*WHAT YOU SHOULD DO*. Pull out every line containing the string "panel".

(Dataset records)
** begin **

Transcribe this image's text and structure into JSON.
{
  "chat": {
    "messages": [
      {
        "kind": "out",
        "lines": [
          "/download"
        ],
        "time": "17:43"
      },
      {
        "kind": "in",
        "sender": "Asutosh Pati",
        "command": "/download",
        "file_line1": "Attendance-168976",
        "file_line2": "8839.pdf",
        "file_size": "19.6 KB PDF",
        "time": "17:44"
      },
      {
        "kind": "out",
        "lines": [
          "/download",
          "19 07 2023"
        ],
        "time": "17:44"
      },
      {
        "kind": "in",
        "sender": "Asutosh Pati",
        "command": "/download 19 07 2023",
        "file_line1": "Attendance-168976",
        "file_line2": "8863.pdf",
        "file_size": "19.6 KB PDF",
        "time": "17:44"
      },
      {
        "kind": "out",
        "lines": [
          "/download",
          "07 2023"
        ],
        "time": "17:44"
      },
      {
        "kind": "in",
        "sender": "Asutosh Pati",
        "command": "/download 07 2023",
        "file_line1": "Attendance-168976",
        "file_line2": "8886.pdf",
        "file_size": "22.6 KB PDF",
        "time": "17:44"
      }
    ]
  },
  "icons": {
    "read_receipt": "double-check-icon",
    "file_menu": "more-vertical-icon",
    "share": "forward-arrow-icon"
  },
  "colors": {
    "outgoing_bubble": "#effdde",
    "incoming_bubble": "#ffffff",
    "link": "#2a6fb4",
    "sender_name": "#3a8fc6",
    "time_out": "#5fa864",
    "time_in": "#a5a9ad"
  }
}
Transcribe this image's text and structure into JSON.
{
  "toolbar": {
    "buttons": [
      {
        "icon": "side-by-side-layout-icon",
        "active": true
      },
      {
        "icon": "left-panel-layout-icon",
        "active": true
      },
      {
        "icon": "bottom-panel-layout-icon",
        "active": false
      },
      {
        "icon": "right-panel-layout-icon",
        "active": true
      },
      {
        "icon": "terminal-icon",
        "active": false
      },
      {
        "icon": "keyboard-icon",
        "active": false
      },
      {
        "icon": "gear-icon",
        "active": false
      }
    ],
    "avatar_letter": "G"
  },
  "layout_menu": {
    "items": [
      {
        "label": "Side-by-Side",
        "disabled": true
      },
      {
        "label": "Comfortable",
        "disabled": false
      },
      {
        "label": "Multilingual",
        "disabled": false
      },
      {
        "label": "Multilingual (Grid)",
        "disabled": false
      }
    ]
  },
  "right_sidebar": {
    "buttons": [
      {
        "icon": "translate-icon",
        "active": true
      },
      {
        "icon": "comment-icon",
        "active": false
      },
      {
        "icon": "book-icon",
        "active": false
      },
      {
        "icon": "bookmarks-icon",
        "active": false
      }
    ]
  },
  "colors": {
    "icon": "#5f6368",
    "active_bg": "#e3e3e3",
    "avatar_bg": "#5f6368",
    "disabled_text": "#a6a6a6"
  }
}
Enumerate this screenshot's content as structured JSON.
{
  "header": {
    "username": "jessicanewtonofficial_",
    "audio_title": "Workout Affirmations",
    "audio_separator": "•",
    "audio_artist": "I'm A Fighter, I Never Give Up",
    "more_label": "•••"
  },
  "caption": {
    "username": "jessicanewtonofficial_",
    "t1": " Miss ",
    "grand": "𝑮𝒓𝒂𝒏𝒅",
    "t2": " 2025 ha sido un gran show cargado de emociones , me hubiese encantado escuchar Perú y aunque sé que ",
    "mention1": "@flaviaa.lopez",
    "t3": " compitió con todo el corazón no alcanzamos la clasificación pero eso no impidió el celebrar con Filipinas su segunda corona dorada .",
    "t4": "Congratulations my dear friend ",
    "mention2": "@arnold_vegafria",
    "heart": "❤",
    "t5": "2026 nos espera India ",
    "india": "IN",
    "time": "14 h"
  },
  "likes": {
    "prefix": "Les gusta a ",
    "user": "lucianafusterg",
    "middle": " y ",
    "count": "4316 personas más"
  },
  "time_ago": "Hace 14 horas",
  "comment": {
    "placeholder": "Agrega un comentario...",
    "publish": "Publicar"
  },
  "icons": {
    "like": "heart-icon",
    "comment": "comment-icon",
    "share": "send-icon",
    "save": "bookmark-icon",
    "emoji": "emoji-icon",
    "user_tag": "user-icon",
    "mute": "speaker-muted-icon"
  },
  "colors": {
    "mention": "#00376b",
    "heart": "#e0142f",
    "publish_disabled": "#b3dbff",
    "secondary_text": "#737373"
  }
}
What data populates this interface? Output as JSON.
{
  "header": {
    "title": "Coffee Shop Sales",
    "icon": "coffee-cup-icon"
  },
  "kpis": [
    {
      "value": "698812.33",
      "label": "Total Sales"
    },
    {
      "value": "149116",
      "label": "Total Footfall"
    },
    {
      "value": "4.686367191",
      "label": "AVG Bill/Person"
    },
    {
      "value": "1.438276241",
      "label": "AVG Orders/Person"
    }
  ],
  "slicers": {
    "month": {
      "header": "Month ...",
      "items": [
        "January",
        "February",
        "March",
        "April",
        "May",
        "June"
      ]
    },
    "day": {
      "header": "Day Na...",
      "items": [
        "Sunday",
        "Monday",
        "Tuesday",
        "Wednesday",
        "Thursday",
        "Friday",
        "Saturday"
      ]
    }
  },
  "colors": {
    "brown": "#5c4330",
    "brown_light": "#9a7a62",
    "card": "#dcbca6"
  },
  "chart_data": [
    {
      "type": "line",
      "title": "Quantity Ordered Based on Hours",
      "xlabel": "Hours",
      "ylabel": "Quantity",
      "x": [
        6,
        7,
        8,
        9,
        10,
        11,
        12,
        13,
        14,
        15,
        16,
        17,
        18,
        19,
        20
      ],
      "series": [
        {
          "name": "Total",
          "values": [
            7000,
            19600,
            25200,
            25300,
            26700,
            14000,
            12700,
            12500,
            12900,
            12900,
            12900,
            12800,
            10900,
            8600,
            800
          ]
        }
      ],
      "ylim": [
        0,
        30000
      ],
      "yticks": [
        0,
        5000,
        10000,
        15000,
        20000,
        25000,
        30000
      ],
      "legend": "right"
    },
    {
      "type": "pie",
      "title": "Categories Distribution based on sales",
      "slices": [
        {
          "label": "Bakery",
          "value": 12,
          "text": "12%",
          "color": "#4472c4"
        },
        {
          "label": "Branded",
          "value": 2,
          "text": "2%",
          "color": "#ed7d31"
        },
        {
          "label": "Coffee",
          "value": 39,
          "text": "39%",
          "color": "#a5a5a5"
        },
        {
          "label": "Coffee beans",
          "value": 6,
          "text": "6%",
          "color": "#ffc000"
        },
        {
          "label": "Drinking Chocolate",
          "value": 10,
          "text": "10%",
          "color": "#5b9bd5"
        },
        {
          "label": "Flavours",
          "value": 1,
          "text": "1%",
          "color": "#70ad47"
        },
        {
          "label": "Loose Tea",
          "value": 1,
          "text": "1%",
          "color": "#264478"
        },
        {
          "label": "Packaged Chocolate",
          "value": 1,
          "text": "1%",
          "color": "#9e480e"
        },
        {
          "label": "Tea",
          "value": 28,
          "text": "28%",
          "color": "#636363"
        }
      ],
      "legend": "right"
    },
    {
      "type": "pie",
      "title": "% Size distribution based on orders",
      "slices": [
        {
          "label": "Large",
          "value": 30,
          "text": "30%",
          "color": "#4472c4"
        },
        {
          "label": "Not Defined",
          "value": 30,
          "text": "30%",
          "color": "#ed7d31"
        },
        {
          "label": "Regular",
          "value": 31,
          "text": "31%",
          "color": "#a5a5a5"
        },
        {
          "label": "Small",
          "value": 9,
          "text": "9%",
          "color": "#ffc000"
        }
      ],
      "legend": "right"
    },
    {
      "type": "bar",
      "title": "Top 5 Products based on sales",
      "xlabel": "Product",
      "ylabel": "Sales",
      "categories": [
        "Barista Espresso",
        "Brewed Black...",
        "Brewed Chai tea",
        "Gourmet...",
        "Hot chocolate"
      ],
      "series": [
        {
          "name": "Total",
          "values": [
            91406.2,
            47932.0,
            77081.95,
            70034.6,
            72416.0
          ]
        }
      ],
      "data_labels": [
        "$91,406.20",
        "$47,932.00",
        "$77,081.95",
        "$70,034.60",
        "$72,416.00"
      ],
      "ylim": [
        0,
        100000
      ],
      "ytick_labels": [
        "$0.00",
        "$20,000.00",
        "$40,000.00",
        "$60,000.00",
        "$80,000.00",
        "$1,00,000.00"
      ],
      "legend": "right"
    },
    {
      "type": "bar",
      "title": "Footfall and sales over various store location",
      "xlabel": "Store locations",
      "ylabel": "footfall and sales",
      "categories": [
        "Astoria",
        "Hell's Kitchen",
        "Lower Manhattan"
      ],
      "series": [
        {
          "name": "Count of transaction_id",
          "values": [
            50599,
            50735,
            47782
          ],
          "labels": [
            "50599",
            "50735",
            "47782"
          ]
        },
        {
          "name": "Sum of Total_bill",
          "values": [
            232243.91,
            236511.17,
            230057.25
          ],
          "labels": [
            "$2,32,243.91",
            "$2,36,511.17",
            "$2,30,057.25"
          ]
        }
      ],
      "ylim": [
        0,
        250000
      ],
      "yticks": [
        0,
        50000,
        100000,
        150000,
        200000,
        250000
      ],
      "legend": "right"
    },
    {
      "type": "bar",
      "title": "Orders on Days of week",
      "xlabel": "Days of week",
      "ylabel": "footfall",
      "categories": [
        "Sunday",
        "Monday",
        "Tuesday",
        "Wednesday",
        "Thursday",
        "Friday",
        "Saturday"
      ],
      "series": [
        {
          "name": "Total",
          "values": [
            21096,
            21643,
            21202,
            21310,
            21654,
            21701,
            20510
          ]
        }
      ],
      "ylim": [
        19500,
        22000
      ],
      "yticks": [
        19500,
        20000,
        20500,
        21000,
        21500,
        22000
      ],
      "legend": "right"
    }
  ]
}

** end **

*SOLUTION*.
        "icon": "left-panel-layout-icon",
        "icon": "bottom-panel-layout-icon",
        "icon": "right-panel-layout-icon",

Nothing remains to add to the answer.